[[ Study text open ]]
PTE inhibits TGF-β1-induced cell proliferation, EMT and accumulation of ECM
The chemical structure of PTE was shown in Fig. 1A. As exhibited in Fig. 1B, PTE at a dose of 30–100 µmol/L significantly reduced the cell viability of 10 ng/ml TGF-β1 exposed A549 and AEC cells (Fig. 1B). Furthermore, our preliminary experiments showed that 10 ng/ml TGF-β1 caused EMT after 48 h exposure in A549 and AEC cells (Fig. 1C and D). Here, the N-cadherin and Vimentin expression in cells were significantly increased after incubation with 10 ng/ml TGF-β1 (Fig. 1C and D), while E-cadherin protein levels were decreased (Fig. 1C and D). 30 µmol/L PTE suppressed N-cadherin and Vimentin protein levels, and rescued E-cadherin expression in TGF-β1-exposed cells (Fig. 1C and D). For accumulation of ECM, the results from western blot analysis confirmed the increased protein levels of α-SMA and fibronectin, as well as collagen 1, which induced by TGF-β1 in A549 and AEC cells (Fig. 1E and F). PTE significantly reduced the α-SMA, fibronectin, and collagen 1 expression (Fig. 1E and F). In addition, incubation with PTE alone, without TGIF1, seemed to have no effect on the EMT and accumulation of ECM compared into normally cultured A549 and AEC cells (Fig. 1C-F).
[[ Study text closed ]]
[[ Recorded data open ]]
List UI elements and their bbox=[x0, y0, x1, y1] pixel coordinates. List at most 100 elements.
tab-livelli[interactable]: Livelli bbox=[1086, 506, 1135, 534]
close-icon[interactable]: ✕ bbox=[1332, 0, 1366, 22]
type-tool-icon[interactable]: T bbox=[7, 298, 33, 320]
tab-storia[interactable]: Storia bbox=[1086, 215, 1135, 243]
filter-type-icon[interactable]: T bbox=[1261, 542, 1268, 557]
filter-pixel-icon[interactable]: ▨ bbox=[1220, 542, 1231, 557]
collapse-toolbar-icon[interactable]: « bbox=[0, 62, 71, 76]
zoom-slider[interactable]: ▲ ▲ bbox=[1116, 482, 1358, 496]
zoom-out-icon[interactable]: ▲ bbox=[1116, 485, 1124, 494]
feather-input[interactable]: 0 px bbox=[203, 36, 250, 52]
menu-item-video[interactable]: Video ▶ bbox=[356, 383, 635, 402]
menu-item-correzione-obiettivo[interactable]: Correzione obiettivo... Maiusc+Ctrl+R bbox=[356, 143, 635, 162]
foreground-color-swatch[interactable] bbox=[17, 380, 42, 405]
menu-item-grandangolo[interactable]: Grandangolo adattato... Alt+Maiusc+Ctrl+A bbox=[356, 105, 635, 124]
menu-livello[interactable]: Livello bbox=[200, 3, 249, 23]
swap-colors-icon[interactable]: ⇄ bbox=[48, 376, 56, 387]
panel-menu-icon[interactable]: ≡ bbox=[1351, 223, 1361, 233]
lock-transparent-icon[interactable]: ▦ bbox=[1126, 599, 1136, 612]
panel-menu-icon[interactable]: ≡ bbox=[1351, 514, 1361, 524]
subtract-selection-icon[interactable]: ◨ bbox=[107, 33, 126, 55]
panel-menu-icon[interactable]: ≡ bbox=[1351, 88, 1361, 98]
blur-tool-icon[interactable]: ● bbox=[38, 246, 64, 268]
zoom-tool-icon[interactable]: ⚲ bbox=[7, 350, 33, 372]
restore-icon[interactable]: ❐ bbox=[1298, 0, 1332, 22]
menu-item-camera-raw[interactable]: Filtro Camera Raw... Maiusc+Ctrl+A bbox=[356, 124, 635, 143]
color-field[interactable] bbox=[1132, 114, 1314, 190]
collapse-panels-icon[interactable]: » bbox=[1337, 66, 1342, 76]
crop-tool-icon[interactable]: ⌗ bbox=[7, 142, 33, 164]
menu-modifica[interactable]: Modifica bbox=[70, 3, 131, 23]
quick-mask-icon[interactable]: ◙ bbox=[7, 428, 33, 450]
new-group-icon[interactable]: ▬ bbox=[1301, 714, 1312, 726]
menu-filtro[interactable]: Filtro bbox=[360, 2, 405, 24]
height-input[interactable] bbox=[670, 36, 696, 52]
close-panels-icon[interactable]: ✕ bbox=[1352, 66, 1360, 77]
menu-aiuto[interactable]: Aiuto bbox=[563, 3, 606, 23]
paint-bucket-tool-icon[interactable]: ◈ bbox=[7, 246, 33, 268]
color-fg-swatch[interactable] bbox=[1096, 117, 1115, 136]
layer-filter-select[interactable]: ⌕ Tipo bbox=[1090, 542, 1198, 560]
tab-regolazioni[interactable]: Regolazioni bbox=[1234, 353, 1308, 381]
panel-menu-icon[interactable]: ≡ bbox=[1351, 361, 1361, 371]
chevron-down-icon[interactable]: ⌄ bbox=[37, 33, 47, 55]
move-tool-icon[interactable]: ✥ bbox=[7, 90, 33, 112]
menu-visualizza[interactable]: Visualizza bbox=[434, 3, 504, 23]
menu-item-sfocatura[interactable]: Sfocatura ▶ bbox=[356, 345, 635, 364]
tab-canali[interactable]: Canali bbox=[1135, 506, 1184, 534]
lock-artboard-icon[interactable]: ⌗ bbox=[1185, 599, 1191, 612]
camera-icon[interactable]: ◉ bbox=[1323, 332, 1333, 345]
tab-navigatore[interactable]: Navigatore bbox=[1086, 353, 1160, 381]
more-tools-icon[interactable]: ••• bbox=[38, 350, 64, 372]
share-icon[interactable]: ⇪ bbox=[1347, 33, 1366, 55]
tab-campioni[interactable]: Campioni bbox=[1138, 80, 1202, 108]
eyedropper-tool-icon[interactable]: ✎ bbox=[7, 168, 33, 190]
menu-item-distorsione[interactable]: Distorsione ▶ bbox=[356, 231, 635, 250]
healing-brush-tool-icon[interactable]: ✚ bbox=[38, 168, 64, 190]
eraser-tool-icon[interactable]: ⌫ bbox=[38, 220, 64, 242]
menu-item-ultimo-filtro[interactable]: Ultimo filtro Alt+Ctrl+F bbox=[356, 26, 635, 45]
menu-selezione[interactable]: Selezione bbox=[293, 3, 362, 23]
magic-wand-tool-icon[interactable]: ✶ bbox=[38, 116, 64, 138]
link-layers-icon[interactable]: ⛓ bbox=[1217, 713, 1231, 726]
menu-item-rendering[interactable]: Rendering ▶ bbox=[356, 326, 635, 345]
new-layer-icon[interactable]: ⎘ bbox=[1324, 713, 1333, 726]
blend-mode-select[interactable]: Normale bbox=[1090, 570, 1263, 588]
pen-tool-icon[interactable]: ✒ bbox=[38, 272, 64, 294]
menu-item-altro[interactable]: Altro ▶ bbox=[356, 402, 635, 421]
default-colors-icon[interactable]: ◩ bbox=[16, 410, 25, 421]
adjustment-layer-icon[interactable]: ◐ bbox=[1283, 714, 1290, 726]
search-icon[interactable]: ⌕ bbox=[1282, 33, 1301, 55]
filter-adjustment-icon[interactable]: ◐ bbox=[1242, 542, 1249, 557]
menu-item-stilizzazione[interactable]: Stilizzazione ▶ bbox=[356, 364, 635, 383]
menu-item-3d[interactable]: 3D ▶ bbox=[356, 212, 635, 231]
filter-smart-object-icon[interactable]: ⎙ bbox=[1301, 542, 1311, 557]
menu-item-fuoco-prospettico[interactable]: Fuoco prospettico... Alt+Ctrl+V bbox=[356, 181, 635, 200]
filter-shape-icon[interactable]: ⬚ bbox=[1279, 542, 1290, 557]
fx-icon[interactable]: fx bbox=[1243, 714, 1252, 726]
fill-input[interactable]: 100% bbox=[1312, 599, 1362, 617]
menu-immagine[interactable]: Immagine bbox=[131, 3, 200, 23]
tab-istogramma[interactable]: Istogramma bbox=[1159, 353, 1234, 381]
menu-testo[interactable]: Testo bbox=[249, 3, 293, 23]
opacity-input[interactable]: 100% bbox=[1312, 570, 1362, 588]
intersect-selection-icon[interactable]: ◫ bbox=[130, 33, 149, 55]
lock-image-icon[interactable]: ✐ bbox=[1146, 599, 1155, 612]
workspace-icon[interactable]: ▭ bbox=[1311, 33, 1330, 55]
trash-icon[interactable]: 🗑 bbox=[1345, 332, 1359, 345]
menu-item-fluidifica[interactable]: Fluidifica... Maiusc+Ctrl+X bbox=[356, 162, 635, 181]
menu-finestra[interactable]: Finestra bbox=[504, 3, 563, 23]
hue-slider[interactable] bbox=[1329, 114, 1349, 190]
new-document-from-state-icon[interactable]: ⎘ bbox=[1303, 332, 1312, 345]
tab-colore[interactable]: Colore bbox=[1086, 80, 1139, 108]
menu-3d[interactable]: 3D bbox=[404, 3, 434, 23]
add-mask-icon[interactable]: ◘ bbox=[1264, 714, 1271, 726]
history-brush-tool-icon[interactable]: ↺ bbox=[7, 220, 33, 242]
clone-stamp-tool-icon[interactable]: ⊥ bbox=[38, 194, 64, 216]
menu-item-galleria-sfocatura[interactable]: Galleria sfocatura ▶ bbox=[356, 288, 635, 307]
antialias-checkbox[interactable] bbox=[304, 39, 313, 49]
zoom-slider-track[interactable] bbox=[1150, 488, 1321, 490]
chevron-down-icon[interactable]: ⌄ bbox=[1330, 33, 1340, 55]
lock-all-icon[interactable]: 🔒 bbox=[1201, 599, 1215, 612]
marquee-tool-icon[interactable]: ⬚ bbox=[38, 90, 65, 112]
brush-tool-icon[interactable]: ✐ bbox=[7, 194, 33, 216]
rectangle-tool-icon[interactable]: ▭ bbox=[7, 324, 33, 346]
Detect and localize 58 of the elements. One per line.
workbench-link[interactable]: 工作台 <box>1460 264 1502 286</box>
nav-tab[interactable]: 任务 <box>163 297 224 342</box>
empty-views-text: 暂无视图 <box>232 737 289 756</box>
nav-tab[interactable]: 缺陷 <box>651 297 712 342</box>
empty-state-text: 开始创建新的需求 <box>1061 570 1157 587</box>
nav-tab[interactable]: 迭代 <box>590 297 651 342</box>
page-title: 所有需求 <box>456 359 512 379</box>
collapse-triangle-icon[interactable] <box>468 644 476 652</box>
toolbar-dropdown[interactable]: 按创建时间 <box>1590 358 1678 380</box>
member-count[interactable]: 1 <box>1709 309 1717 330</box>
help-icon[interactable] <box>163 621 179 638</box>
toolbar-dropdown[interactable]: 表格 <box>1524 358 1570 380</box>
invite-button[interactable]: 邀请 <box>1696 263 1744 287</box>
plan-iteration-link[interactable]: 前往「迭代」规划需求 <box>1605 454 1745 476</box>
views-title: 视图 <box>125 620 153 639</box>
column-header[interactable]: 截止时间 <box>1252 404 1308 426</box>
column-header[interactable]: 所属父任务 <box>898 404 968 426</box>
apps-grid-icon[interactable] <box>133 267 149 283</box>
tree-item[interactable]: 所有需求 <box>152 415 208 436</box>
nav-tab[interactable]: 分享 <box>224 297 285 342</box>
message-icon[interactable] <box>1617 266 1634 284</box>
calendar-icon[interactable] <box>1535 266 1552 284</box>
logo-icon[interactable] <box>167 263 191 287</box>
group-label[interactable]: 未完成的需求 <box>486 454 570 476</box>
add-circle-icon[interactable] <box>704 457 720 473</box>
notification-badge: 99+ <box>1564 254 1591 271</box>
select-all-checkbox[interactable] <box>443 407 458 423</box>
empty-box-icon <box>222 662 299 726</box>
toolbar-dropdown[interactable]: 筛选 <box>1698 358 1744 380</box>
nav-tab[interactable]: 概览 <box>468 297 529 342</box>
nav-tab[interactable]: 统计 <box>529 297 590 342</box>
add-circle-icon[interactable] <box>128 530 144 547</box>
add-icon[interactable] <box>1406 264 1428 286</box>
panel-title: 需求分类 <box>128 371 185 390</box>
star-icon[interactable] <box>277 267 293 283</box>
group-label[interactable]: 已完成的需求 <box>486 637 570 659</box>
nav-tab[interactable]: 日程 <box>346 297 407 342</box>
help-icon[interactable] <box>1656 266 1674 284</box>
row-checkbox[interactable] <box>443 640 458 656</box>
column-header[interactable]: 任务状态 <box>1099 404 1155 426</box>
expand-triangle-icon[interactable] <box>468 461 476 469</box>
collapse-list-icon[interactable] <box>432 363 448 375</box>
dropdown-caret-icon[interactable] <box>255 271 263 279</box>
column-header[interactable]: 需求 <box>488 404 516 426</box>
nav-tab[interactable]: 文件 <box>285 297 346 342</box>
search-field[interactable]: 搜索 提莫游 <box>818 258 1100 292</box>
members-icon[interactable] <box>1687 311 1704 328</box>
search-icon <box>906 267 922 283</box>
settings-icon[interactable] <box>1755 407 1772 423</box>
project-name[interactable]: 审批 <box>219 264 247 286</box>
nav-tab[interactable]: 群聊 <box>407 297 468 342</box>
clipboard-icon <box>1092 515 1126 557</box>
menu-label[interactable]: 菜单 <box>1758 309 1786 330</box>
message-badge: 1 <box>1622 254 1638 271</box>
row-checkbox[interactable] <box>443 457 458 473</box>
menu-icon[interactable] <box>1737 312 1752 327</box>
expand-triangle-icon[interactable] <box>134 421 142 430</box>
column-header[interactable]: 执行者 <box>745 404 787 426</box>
[[ Recorded data closed ]]
**What you need to do:** In the passage above on PTE and TGF-β1, what concentration of PTE suppressed N-cadherin and Vimentin protein levels in TGF-β1-exposed cells?

**Solution to this task:** 30 µmol/L